[start of DATASET]

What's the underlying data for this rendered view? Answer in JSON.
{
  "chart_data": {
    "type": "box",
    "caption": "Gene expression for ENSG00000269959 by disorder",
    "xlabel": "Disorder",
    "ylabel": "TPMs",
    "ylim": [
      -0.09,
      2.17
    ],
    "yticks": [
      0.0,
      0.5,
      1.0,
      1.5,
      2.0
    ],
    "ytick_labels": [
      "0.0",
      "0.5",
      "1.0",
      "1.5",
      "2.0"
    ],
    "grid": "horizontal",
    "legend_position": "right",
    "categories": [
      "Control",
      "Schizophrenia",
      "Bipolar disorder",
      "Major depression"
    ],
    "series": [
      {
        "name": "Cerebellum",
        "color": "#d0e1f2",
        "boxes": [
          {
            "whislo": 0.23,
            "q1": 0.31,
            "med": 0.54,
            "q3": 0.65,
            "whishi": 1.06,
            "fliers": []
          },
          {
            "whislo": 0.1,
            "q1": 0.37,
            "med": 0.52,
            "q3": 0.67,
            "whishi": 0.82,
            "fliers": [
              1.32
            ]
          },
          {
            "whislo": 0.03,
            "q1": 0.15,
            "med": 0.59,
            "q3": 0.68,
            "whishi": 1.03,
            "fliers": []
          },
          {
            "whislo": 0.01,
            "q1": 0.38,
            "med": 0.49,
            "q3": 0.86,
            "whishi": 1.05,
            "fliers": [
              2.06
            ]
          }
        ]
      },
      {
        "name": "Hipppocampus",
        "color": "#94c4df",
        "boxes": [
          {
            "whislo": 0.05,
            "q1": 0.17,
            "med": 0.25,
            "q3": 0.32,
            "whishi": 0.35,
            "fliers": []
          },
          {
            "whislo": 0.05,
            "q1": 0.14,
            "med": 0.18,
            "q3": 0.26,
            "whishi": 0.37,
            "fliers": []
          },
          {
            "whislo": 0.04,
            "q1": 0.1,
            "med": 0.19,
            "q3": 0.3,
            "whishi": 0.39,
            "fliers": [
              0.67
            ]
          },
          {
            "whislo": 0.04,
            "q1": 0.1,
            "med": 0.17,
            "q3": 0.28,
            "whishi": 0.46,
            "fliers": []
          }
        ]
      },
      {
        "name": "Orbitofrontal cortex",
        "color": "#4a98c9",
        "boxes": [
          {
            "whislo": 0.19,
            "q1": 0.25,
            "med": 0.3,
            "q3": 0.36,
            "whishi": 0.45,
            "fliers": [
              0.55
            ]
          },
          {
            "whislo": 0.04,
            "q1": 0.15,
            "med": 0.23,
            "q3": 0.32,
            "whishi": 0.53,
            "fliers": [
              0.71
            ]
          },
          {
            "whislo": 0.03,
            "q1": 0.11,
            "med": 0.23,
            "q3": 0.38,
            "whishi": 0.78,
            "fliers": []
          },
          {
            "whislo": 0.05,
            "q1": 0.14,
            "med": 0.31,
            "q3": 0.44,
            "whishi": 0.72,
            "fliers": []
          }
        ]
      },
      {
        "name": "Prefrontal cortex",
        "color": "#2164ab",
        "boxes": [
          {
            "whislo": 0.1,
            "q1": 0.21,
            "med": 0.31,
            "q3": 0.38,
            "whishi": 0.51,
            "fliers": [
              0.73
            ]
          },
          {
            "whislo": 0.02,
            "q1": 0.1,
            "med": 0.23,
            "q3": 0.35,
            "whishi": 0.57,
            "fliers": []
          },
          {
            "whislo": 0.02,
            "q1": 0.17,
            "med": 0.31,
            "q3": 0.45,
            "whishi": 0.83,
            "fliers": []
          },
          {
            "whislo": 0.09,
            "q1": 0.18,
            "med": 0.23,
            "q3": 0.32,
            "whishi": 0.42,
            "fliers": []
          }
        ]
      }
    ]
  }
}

[end of DATASET]

> _TASK STATEMENT_
List the lines that contain the word "color".

> _RESULT OF THIS TASK_
        "color": "#d0e1f2",
        "color": "#94c4df",
        "color": "#4a98c9",
        "color": "#2164ab",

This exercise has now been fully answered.